Sebagai seorang mahasiswa yang tinggal di Yogyakarta, saya memiliki pengalaman unik yang memberikan banyak pelajaran berharga tentang keberagaman, toleransi, dan kebersamaan. Selama empat tahun terakhir, kos saya berada di lokasi yang sangat menarik, yaitu di antara dua tempat ibadah: masjid di sebelah kiri dan gereja di sebelah kanan. Lokasi ini tidak hanya menjadi tempat tinggal sementara, tetapi juga menjadi ruang belajar tentang bagaimana masyarakat dengan keyakinan berbeda dapat hidup berdampingan secara harmonis.
Yogyakarta adalah kota yang dikenal dengan semangat multikulturalisme dan toleransinya. Sebagai mahasiswa yang berasal dari luar kota, tinggal di kota ini membuka mata saya terhadap berbagai perbedaan yang ternyata dapat memperkaya kehidupan. Dalam artikel ini, saya ingin berbagi refleksi tentang bagaimana saya mempersiapkan diri menyambut Natal tahun ini, cara saya mengekspresikan kasih dan kesederhanaan, serta bagaimana saya memaknai tema Natal tahun ini, "Kembali ke Betlehem," dari perspektif seorang Muslim.
Tinggal di Antara Dua Tempat Ibadah
Tinggal di antara masjid dan gereja memberikan saya banyak pengalaman yang mengesankan. Setiap pagi, suara azan dari masjid mengingatkan saya untuk memulai hari dengan doa dan rasa syukur. Di sisi lain, setiap Minggu pagi, suara lonceng dari gereja menyebarkan suasana damai yang khas. Kedua suara ini seolah-olah menjadi harmoni yang menenangkan hati.
Tidak hanya itu, saya sering melihat interaksi positif antara kedua komunitas ini. Ketika gereja mengadakan perayaan besar seperti Natal, masjid membantu dengan mengatur lalu lintas dan memberikan ruang parkir tambahan. Sebaliknya, saat masjid mengadakan acara besar seperti buka puasa bersama, jemaat gereja turut membantu memberikan dukungan logistik. Hal-hal ini mengajarkan saya bahwa toleransi bukan hanya tentang menghormati keyakinan orang lain, tetapi juga tentang saling membantu dalam kebaikan.
Sebagai mahasiswa, saya sering menggunakan waktu luang untuk berinteraksi dengan tetangga sekitar. Saya melihat bagaimana komunitas masjid dan gereja saling menjaga hubungan baik. Mereka menunjukkan bahwa perbedaan agama bukanlah penghalang untuk membangun persaudaraan.

*Data yang Disediakan:*
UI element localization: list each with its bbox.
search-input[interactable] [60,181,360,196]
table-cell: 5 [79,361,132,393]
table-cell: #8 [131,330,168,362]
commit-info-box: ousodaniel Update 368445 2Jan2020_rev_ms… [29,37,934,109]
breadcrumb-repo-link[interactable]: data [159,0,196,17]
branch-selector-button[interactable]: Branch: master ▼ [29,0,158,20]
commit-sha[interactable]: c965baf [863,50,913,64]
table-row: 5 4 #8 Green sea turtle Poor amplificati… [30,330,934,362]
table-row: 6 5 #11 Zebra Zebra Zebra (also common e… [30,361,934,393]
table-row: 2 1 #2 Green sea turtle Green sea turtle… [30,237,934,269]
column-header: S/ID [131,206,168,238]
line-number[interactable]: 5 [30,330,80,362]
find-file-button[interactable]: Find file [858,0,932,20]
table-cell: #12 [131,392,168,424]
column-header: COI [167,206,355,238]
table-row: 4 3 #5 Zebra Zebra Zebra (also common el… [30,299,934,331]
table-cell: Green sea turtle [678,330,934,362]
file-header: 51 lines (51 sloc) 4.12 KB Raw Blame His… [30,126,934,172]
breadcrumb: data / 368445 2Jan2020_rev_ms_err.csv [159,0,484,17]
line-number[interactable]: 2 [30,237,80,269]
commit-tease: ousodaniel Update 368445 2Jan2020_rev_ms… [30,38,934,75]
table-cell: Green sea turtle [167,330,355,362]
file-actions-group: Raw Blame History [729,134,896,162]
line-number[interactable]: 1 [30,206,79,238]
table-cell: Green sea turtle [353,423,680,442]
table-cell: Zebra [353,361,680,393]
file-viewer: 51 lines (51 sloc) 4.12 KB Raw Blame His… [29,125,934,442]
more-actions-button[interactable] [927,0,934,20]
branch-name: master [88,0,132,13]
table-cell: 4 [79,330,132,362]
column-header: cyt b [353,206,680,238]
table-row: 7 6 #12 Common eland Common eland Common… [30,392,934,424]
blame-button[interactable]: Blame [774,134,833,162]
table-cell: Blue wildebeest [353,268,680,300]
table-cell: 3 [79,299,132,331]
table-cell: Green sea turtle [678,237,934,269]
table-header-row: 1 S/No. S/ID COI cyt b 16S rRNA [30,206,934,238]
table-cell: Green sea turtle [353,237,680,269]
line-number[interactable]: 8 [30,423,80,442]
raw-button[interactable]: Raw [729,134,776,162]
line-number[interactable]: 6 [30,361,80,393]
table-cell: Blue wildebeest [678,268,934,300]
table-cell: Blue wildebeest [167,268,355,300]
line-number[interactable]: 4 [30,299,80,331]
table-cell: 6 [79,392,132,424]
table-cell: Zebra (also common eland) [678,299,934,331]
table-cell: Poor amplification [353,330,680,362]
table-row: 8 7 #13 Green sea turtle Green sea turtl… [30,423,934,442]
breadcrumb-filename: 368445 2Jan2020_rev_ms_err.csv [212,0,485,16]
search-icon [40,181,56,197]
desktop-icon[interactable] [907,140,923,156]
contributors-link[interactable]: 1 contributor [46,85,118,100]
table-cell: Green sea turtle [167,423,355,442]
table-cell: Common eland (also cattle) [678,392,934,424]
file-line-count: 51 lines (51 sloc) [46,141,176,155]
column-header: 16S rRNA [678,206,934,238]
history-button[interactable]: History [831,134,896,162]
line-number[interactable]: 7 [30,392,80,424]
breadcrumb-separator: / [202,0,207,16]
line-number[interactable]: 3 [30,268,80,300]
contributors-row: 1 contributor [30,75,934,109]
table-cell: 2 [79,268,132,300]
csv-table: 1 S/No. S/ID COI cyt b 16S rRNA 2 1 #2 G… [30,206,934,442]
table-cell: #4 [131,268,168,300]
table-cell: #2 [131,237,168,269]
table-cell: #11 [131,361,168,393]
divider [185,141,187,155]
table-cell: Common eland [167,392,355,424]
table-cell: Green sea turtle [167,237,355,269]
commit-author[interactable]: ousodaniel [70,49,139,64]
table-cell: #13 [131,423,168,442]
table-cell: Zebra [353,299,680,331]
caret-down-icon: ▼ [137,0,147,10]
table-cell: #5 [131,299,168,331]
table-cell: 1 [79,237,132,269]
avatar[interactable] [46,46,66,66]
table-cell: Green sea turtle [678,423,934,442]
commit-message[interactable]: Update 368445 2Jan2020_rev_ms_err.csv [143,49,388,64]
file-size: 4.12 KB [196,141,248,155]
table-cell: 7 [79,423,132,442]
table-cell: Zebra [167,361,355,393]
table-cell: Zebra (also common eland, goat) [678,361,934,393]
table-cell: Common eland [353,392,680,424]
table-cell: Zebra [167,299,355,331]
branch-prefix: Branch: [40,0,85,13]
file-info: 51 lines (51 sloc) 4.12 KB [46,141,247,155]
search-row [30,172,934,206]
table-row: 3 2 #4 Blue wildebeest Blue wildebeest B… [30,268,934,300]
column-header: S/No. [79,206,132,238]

*Tugas Tertulis:*
1. Tentukan apakah setiap pernyataan berikut sesuai dengan teks bacaan, lalu jawab ya atau tidak beserta kutipan persis dari teks yang menjadi dasarnya. (a) Kos penulis berada di lokasi tersebut selama empat tahun terakhir. (b) Masjid terletak di sebelah kanan kos penulis. (c) Saat masjid mengadakan buka puasa bersama, jemaat gereja ikut memberikan dukungan logistik.
2. Salinlah tanpa perubahan bagian teks bacaan di antara "Tidak hanya itu, saya" dan "membantu dalam kebaikan.", termasuk kedua bagian tersebut.

*Kunci Jawaban:*
1.
(a) Ya: "Selama empat tahun terakhir, kos saya berada di lokasi yang sangat menarik"
(b) Tidak: "masjid di sebelah kiri dan gereja di sebelah kanan"
(c) Ya: "saat masjid mengadakan acara besar seperti buka puasa bersama, jemaat gereja turut membantu memberikan dukungan logistik"

2.
Tidak hanya itu, saya sering melihat interaksi positif antara kedua komunitas ini. Ketika gereja mengadakan perayaan besar seperti Natal, masjid membantu dengan mengatur lalu lintas dan memberikan ruang parkir tambahan. Sebaliknya, saat masjid mengadakan acara besar seperti buka puasa bersama, jemaat gereja turut membantu memberikan dukungan logistik. Hal-hal ini mengajarkan saya bahwa toleransi bukan hanya tentang menghormati keyakinan orang lain, tetapi juga tentang saling membantu dalam kebaikan.